**Aufgabe A:**
Nenne alle geografischen Namen (Orte, Gebirge, Länder), die im Lesetext über die Tatra-Wanderung vorkommen.
**Aufgabe B:**
Schreib den Lesetext über die Tatra-Wanderung im selben Ton weiter, direkt im Anschluss an seinen letzten Satz.

**Lesetext:**
——————————

Waren Sie schonmal in Zakopane ?

Heute folgt noch ein kleiner Nachtrag von Ereignissen, die schon etwas länger zurückliegen, aber meiner Meinung nach doch noch einen verspäteten Blogartikel verdienen. An „Majówka” dem langen Maiwochenende 01.05.-05.05. fand nämlich die Realisierung eines Vorhabens statt, dass mein Freiwilligenkollege und ehemaliger Schulfreund Emil aus Zielona Góra und ich schon länger im Hinterkopf hatten. Kleine Hintergrundgeschichte:

Acht Meter Schnee… im Mai

In Klasse 12 hielten der gute Emil und ich im Fach Polnisch eine Präsentation zum Thema „Berge in Polen“, die in einer regnerischen Nachmittagsaktion vorbereitet wurde. Als sich nun die beiden wanderbegeisterten Buben die Ergebnisse der Google-Bildersuche zu „Tatra“ und „Bieszczady“ zu Gemüte führten, enstand schnell eine gemeinsame Idee: Wir gehen in der Tatra wandern !

——————————

**Bereitgestellte Daten:**

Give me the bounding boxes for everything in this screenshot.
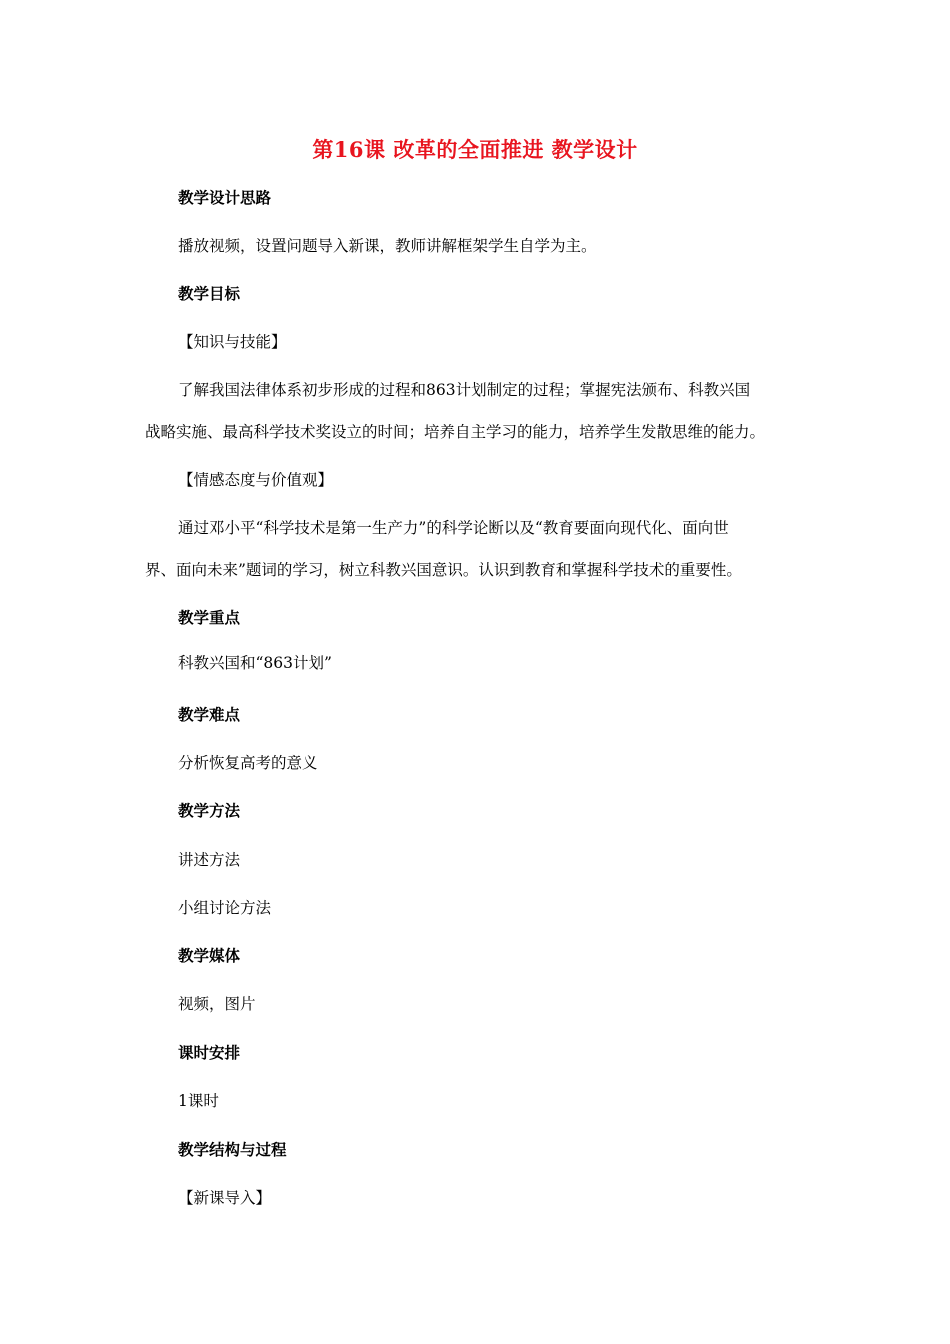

——————————

**Erwartete Antwort A:**
Zakopane, Zielona Góra, Polen, Tatra, Bieszczady

**Erwartete Antwort B:**
Dass eine Realisierung so schnell möglich war, wussten wir damals natürlich noch nicht, da noch garnicht klar war, dass wir beide Freiwillige in Polen sein würden. Aber das Schicksal ist ja bekanntlich manchmal lustig drauf und so startete unsere feste Planung bereits im Januar 2019, als ich Emil in Ziolna Góra besuchte. Schnell hatten wir mit Anja, Kulturweitfreiwillige in Przeworsk, und Amelie, ebenfalls ehemalige Schulkameradin und derzeit in Lublin, auch noch zwei reizende Begleiterinnen an unserer Seite. Danach ging alles fix, Route, Reservierungen und Busverbindungen standen und es konnte losgehen.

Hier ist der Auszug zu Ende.